[PROBLEM REQUIREMENTS]
Give the number of lines in the entries that contain "name". State only the count.

··· EXERCISE MATERIALS ···

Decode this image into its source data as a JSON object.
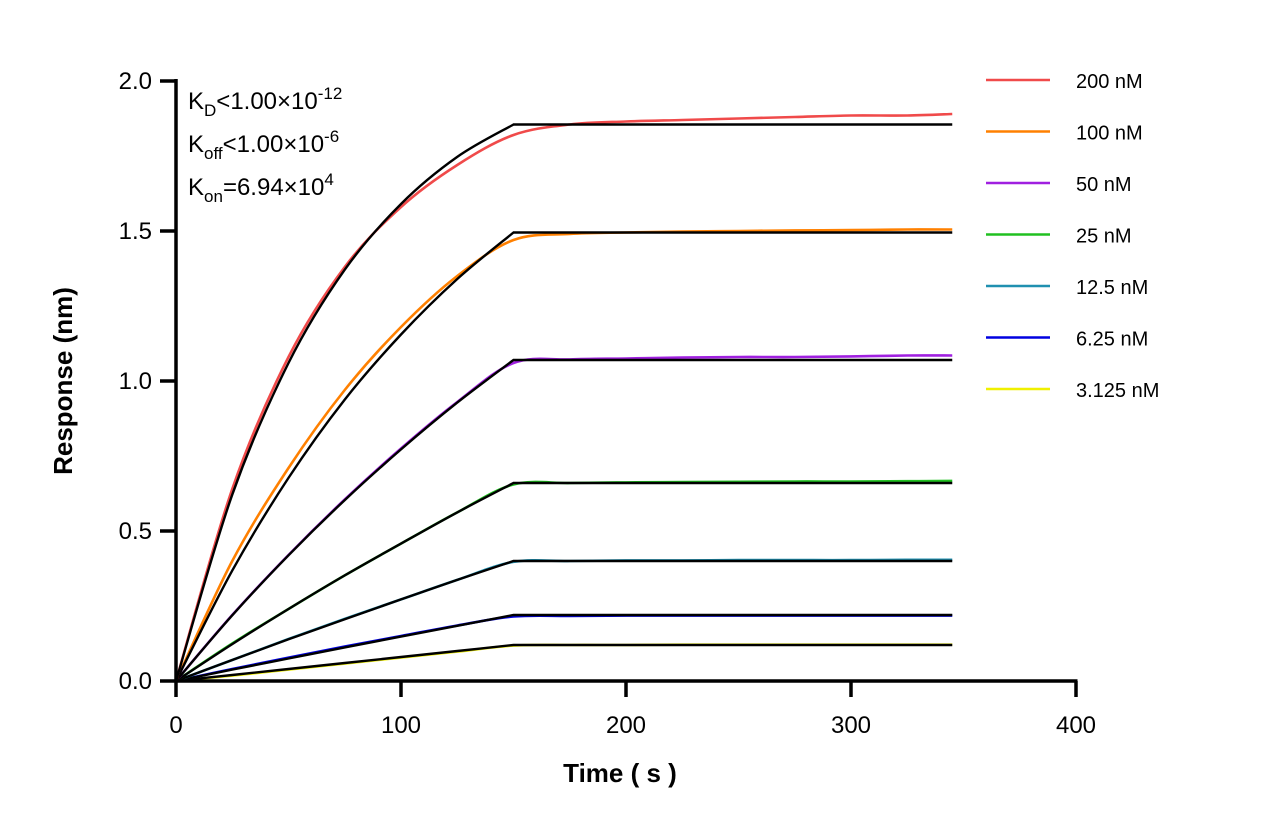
{
  "chart_data": {
    "type": "line",
    "xlabel": "Time ( s )",
    "ylabel": "Response (nm)",
    "xlim": [
      0,
      400
    ],
    "ylim": [
      0,
      2.0
    ],
    "xticks": [
      "0",
      "100",
      "200",
      "300",
      "400"
    ],
    "yticks": [
      "0.0",
      "0.5",
      "1.0",
      "1.5",
      "2.0"
    ],
    "grid": false,
    "legend_position": "right",
    "annotations": [
      {
        "main": "K",
        "sub": "D",
        "rest": "<1.00×10",
        "sup": "-12"
      },
      {
        "main": "K",
        "sub": "off",
        "rest": "<1.00×10",
        "sup": "-6"
      },
      {
        "main": "K",
        "sub": "on",
        "rest": "=6.94×10",
        "sup": "4"
      }
    ],
    "x": [
      0,
      25,
      50,
      75,
      100,
      125,
      150,
      175,
      200,
      225,
      250,
      275,
      300,
      325,
      345
    ],
    "fit_x": [
      0,
      25,
      50,
      75,
      100,
      125,
      150,
      345
    ],
    "fit_color": "#000000",
    "series": [
      {
        "name": "200 nM",
        "color": "#f04a4a",
        "values": [
          0,
          0.64,
          1.08,
          1.38,
          1.58,
          1.72,
          1.82,
          1.855,
          1.865,
          1.87,
          1.875,
          1.88,
          1.885,
          1.885,
          1.89
        ],
        "fit": [
          0,
          0.621,
          1.06,
          1.371,
          1.59,
          1.747,
          1.855,
          1.855
        ]
      },
      {
        "name": "100 nM",
        "color": "#ff8000",
        "values": [
          0,
          0.4,
          0.71,
          0.97,
          1.18,
          1.35,
          1.47,
          1.49,
          1.495,
          1.498,
          1.5,
          1.502,
          1.503,
          1.505,
          1.505
        ],
        "fit": [
          0,
          0.368,
          0.677,
          0.938,
          1.155,
          1.34,
          1.495,
          1.495
        ]
      },
      {
        "name": "50 nM",
        "color": "#a020e0",
        "values": [
          0,
          0.22,
          0.42,
          0.605,
          0.775,
          0.93,
          1.06,
          1.072,
          1.075,
          1.078,
          1.08,
          1.08,
          1.082,
          1.085,
          1.085
        ],
        "fit": [
          0,
          0.219,
          0.419,
          0.603,
          0.772,
          0.928,
          1.07,
          1.07
        ]
      },
      {
        "name": "25 nM",
        "color": "#20c020",
        "values": [
          0,
          0.125,
          0.24,
          0.352,
          0.458,
          0.562,
          0.655,
          0.66,
          0.662,
          0.663,
          0.664,
          0.665,
          0.665,
          0.666,
          0.667
        ],
        "fit": [
          0,
          0.123,
          0.24,
          0.352,
          0.458,
          0.562,
          0.66,
          0.66
        ]
      },
      {
        "name": "12.5 nM",
        "color": "#2090b0",
        "values": [
          0,
          0.07,
          0.14,
          0.207,
          0.272,
          0.337,
          0.397,
          0.4,
          0.402,
          0.402,
          0.403,
          0.403,
          0.403,
          0.404,
          0.404
        ],
        "fit": [
          0,
          0.07,
          0.139,
          0.206,
          0.272,
          0.337,
          0.4,
          0.4
        ]
      },
      {
        "name": "6.25 nM",
        "color": "#0000e0",
        "values": [
          0,
          0.04,
          0.078,
          0.115,
          0.15,
          0.185,
          0.215,
          0.217,
          0.218,
          0.218,
          0.218,
          0.218,
          0.218,
          0.218,
          0.218
        ],
        "fit": [
          0,
          0.038,
          0.075,
          0.112,
          0.148,
          0.184,
          0.22,
          0.22
        ]
      },
      {
        "name": "3.125 nM",
        "color": "#f0f000",
        "values": [
          0,
          0.018,
          0.038,
          0.058,
          0.078,
          0.098,
          0.118,
          0.12,
          0.12,
          0.121,
          0.121,
          0.121,
          0.121,
          0.121,
          0.121
        ],
        "fit": [
          0,
          0.02,
          0.04,
          0.06,
          0.08,
          0.1,
          0.12,
          0.12
        ]
      }
    ]
  }
}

···

[EXPECTED ANSWER]
7